======== ENTRIES

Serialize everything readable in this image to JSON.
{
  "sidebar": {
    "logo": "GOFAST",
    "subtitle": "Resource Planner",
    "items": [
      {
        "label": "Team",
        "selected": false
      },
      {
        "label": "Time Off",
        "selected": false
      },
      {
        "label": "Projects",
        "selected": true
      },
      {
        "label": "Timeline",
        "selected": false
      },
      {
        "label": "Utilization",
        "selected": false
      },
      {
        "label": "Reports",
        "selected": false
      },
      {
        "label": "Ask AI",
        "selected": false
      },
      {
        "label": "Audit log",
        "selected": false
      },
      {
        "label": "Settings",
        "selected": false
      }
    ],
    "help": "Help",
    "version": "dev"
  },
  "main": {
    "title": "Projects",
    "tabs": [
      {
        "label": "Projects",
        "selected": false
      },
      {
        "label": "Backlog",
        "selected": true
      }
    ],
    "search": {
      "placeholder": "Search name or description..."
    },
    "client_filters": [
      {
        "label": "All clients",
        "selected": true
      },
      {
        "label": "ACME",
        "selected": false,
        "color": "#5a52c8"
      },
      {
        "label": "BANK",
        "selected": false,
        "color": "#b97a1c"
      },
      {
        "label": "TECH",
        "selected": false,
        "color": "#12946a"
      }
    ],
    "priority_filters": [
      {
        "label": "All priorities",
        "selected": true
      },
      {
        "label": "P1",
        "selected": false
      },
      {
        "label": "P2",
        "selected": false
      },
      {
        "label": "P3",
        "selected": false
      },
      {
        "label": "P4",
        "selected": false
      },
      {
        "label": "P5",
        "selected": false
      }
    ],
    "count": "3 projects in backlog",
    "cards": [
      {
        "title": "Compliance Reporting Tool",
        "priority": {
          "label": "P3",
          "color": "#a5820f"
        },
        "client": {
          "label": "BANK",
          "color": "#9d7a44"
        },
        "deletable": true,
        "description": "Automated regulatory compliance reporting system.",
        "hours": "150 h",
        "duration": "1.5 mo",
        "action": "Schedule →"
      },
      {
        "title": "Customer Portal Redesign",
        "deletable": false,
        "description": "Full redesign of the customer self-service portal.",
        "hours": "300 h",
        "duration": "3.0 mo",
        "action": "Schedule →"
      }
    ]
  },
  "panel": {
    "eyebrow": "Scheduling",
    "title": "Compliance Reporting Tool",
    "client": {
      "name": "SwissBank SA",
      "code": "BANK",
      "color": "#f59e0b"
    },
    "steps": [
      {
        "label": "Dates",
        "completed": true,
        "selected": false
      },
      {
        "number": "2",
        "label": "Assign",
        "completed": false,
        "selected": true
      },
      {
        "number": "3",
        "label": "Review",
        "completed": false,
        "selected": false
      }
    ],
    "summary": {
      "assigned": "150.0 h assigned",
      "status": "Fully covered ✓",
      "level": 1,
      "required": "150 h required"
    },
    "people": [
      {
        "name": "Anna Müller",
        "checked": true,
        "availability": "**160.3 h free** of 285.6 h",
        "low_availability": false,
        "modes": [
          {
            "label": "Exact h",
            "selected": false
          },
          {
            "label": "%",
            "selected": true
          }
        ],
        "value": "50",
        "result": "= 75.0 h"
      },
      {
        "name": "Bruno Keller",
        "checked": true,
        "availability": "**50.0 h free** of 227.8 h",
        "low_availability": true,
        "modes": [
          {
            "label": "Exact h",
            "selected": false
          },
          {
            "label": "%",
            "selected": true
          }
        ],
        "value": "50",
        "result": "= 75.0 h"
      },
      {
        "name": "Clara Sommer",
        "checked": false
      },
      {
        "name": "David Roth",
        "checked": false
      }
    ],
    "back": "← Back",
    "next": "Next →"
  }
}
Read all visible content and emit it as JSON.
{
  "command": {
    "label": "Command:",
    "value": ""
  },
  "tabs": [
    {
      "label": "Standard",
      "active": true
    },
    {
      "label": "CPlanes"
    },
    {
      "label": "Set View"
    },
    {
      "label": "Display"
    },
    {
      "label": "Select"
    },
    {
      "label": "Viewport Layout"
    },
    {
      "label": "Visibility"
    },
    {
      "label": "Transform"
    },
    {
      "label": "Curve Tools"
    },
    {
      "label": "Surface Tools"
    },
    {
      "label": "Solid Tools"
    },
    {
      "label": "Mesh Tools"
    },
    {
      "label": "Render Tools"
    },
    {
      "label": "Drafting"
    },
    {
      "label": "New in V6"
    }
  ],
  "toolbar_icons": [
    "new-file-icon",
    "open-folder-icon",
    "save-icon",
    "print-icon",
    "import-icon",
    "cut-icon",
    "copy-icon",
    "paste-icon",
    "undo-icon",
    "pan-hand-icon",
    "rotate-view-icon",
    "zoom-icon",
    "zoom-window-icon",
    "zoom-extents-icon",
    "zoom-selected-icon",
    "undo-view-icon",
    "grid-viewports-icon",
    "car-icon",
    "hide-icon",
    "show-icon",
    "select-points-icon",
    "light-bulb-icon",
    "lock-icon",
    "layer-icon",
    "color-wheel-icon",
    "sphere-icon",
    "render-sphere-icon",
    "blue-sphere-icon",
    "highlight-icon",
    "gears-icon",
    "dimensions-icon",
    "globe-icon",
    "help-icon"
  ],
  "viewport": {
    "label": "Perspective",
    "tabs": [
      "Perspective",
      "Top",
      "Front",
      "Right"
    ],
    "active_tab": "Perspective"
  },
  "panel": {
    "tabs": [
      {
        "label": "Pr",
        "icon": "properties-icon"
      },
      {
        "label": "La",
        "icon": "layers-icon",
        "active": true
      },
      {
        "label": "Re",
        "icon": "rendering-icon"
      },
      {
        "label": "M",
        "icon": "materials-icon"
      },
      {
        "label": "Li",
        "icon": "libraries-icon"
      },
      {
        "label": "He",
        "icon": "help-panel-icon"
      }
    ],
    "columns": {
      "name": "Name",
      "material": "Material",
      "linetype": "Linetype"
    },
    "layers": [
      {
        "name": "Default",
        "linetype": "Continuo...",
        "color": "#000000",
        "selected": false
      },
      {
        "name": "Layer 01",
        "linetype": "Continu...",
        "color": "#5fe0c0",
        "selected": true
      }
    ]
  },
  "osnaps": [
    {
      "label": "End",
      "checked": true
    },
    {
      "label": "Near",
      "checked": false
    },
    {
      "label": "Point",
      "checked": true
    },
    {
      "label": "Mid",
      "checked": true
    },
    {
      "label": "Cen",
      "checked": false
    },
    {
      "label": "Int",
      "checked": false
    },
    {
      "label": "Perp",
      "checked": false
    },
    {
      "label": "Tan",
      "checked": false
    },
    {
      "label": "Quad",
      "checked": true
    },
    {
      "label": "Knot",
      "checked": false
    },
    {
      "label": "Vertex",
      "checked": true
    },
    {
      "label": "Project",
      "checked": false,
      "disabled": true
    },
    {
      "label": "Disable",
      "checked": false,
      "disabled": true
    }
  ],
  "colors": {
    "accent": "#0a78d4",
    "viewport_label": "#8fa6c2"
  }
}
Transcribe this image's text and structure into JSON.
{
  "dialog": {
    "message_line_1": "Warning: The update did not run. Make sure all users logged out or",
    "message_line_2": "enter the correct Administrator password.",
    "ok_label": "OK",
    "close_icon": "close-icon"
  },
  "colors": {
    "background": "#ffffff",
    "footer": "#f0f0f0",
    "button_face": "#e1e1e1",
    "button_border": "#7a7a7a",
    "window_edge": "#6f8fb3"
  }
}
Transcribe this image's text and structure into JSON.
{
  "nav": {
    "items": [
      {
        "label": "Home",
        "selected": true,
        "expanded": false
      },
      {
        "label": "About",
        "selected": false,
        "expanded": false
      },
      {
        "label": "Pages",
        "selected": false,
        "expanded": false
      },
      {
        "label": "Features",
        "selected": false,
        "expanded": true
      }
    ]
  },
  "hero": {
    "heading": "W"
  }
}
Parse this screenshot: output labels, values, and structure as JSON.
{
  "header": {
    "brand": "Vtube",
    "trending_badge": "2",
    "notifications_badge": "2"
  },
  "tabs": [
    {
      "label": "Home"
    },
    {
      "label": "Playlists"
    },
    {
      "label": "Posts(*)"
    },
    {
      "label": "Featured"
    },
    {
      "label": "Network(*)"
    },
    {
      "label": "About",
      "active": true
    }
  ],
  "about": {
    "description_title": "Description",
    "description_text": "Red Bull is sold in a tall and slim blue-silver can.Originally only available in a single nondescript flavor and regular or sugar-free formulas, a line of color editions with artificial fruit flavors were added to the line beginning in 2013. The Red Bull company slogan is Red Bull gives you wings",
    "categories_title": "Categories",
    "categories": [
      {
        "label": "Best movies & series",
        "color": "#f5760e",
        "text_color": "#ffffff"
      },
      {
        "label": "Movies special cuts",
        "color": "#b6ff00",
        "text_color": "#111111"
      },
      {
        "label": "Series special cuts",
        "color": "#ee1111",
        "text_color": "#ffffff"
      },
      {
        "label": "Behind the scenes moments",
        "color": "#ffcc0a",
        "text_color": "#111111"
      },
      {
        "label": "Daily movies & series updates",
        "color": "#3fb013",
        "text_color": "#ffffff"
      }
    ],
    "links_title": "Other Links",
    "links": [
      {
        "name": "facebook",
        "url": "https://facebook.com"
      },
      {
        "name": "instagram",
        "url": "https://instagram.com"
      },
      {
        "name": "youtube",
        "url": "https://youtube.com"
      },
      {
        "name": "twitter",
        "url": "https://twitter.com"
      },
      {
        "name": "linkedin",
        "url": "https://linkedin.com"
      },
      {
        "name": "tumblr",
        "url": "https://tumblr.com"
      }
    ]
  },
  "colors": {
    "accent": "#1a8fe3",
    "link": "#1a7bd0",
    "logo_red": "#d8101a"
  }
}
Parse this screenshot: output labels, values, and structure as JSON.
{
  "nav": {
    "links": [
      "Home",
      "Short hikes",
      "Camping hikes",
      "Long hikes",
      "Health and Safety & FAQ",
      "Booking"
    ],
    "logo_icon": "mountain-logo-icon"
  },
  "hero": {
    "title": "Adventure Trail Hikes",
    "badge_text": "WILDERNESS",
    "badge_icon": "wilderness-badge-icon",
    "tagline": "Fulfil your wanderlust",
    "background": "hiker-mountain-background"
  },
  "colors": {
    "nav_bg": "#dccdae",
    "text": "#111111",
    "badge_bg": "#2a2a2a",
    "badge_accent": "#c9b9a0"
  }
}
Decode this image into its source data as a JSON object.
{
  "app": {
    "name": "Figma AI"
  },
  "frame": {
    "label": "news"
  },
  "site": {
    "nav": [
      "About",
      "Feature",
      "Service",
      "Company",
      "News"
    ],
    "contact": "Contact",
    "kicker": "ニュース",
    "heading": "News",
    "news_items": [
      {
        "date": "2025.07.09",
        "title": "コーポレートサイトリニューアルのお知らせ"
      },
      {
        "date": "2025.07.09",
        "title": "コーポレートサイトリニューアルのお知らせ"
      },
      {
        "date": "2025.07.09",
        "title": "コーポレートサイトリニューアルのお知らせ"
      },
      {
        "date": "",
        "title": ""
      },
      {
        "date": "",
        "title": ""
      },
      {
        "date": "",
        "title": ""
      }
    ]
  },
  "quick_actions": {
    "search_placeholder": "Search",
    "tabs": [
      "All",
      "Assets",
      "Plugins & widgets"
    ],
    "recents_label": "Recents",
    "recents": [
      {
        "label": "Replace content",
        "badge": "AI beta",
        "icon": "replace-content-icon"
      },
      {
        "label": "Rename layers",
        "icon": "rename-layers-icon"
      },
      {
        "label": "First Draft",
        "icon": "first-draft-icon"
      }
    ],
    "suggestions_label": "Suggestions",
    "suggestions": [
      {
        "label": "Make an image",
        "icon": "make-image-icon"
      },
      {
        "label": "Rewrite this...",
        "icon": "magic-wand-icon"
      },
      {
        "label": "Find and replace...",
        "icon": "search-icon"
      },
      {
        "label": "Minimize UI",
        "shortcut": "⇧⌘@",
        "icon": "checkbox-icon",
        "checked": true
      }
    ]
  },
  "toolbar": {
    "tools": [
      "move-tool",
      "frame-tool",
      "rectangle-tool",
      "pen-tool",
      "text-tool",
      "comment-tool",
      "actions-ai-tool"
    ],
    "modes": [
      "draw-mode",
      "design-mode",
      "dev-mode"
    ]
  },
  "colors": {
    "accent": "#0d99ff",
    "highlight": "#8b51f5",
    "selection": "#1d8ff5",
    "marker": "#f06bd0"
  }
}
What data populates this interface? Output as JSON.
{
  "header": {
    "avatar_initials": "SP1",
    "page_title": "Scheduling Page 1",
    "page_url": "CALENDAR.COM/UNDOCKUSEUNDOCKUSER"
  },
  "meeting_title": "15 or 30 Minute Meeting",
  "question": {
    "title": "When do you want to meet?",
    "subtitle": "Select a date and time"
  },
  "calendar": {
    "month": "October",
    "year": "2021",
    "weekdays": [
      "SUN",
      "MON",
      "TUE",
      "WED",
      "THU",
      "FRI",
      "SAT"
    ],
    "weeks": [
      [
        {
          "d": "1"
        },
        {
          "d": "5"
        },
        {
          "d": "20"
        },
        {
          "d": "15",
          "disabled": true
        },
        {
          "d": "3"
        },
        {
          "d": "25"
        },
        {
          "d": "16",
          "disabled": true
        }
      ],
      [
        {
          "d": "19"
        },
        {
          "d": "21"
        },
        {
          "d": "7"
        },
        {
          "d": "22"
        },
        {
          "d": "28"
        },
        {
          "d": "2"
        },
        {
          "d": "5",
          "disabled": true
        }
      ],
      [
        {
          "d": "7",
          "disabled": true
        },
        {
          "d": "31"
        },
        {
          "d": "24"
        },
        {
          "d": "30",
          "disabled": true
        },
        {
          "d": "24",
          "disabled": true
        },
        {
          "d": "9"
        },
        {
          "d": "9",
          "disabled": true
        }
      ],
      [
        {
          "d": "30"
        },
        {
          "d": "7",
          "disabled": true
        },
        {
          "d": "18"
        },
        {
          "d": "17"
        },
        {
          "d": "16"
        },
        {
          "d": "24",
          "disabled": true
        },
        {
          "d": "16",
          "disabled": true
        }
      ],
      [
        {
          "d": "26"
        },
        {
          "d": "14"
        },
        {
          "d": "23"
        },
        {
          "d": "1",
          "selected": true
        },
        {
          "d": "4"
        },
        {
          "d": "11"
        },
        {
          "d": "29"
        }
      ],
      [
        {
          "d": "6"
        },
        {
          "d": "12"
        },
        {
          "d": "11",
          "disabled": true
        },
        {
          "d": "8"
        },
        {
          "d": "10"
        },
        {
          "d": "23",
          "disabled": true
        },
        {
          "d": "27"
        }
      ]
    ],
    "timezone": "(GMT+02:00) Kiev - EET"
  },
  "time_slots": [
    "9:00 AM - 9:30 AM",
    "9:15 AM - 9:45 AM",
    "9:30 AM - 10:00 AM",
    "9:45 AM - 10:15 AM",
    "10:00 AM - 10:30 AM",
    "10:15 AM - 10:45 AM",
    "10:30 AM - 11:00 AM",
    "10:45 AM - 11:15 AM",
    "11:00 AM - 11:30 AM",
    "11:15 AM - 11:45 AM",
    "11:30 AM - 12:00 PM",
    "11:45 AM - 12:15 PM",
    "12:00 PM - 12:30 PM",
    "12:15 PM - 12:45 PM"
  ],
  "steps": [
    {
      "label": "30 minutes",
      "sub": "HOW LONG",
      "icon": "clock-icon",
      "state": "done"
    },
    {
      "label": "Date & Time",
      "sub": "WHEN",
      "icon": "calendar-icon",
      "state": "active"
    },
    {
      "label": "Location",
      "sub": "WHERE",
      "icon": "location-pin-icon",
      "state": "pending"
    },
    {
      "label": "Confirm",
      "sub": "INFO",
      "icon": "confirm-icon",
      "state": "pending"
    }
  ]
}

================

WORK REQUIRED: Report the number of lines in the listing where the string "image" appears, and nothing besides.

FULL ANSWER: 6